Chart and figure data
-- START --

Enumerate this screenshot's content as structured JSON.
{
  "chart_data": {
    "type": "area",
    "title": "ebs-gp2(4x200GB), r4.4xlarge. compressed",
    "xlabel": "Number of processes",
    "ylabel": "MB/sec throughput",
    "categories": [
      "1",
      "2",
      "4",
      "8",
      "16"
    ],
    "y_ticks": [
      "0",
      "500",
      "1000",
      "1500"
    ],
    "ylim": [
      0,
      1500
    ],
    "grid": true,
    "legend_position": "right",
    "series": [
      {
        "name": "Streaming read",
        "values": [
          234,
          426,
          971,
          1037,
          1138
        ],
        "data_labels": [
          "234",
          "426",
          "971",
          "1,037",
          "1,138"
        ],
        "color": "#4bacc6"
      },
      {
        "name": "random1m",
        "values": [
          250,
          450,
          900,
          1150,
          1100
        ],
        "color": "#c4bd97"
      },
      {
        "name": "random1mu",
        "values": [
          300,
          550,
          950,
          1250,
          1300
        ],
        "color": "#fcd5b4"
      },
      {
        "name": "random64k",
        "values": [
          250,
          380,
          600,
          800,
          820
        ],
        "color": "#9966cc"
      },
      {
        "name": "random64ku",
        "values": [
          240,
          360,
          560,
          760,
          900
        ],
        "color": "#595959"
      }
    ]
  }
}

-- END --
-- START --

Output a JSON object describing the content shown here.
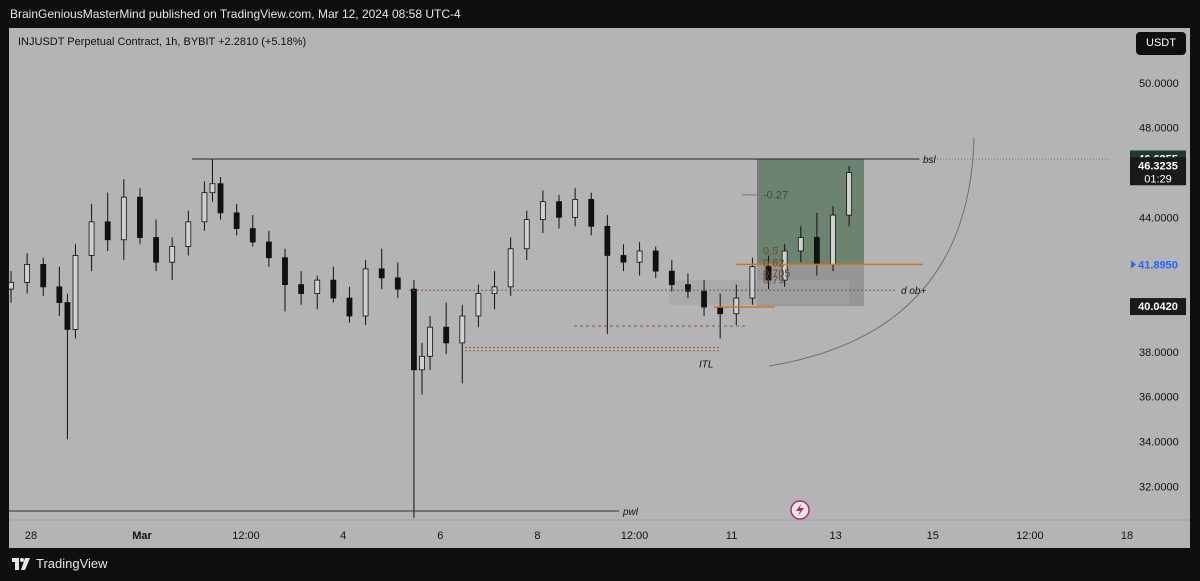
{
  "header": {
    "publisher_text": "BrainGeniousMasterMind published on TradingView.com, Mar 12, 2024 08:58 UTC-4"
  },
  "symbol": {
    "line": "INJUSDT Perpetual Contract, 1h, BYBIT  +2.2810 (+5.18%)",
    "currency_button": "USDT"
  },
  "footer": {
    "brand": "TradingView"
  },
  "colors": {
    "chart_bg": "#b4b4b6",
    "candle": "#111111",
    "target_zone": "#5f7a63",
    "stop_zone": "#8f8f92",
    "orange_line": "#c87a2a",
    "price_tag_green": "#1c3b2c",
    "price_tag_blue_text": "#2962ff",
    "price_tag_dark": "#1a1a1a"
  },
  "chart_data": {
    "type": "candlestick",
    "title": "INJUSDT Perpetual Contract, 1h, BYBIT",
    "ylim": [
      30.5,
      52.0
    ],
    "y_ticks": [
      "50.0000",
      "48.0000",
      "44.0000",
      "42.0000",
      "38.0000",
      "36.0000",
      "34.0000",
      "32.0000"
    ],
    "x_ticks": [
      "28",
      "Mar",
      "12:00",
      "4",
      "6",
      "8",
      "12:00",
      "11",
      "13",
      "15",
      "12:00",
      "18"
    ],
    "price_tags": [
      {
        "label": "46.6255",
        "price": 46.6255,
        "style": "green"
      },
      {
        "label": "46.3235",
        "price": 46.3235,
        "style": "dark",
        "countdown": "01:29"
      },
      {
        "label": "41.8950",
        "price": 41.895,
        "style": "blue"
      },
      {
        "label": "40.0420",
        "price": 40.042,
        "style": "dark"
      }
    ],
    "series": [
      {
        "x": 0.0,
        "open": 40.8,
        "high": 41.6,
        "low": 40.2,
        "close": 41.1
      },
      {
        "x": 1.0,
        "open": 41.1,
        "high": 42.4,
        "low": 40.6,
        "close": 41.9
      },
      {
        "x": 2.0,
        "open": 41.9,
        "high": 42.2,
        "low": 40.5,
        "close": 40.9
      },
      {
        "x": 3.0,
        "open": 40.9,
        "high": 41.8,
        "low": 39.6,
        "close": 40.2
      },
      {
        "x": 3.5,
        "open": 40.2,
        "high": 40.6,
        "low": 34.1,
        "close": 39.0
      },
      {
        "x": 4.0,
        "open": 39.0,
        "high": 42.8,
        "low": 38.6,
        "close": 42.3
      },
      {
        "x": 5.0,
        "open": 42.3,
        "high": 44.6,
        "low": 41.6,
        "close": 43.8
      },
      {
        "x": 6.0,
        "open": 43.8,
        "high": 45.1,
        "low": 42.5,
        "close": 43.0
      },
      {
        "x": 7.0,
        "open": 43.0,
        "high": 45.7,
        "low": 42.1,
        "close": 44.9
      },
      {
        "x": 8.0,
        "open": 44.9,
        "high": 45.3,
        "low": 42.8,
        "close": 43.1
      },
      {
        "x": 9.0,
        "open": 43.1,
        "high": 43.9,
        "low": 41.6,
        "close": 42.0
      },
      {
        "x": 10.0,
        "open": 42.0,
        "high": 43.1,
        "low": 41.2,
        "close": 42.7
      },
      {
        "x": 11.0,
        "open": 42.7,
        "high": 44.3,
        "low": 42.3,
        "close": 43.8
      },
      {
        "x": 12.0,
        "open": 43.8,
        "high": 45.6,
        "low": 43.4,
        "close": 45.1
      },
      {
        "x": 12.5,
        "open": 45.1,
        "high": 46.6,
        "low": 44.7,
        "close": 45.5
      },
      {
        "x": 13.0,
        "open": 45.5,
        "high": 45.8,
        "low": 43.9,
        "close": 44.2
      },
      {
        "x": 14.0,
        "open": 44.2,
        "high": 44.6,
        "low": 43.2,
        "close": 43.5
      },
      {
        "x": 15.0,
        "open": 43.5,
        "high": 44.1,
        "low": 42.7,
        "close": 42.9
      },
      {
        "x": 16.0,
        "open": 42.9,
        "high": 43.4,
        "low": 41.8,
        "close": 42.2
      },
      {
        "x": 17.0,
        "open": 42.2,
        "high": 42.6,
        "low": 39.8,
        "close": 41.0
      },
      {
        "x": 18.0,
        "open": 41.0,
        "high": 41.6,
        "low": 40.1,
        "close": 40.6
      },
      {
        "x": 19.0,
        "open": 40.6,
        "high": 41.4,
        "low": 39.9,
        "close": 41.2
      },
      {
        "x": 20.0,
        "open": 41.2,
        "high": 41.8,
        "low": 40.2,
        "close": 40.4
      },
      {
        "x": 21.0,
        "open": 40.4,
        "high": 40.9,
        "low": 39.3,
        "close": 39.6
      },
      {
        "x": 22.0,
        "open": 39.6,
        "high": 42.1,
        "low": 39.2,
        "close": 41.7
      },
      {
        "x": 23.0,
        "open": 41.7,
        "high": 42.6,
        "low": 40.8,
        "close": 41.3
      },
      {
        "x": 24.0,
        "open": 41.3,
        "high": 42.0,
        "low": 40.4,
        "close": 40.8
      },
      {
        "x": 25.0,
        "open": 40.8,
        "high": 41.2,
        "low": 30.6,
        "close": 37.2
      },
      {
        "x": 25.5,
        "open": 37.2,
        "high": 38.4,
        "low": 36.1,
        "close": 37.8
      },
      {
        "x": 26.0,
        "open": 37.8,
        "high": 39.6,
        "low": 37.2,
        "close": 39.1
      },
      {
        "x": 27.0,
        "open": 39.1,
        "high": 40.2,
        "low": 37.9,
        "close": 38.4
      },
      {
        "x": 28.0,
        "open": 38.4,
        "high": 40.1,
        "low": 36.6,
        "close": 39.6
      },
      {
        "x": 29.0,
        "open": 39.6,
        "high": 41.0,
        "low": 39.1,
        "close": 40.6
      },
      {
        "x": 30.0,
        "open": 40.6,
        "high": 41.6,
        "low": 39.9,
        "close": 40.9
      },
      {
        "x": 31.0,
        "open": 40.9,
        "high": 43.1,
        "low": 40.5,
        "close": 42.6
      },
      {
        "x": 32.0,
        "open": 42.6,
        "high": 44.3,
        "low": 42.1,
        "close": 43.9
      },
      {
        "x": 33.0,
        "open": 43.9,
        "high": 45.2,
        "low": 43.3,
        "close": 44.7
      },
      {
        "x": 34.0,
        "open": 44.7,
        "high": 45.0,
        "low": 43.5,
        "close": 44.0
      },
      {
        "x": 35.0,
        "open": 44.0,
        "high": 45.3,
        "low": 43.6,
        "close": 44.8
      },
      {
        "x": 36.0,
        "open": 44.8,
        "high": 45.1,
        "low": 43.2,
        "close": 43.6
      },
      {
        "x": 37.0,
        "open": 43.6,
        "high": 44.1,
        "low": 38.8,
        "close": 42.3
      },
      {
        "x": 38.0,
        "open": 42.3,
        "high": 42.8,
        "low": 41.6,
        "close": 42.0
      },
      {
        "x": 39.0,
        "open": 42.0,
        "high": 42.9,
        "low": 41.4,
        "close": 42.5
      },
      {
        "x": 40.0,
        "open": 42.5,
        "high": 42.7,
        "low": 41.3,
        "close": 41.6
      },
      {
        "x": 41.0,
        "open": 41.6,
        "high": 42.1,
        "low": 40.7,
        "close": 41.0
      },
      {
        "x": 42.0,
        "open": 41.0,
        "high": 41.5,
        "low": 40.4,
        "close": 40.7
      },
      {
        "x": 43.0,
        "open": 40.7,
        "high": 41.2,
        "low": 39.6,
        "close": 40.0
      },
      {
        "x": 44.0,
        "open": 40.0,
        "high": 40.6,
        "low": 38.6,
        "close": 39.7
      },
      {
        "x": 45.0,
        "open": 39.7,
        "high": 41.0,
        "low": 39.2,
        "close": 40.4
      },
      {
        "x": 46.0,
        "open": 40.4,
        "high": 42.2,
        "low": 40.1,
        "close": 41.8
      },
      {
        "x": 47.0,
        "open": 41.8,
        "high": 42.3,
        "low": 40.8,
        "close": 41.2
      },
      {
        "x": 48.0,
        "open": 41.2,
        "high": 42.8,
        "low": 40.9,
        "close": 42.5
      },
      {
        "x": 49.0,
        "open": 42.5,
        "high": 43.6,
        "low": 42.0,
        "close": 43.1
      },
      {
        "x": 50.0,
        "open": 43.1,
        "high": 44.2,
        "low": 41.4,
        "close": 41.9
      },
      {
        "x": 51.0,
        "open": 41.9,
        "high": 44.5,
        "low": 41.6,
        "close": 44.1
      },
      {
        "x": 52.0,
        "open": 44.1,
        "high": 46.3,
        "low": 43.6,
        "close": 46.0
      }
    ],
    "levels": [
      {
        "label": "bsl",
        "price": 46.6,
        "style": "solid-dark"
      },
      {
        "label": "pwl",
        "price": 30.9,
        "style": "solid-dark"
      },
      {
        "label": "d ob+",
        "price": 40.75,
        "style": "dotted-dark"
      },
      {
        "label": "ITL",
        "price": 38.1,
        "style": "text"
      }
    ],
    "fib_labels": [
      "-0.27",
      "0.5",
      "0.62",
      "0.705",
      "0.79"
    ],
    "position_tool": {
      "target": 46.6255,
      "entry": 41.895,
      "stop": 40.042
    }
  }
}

-- END --

= Problem to solve =
Take every line containing the word "JSON" and copy it.

= Response to this exercise =
Enumerate this screenshot's content as structured JSON.
Output a JSON object describing the content shown here.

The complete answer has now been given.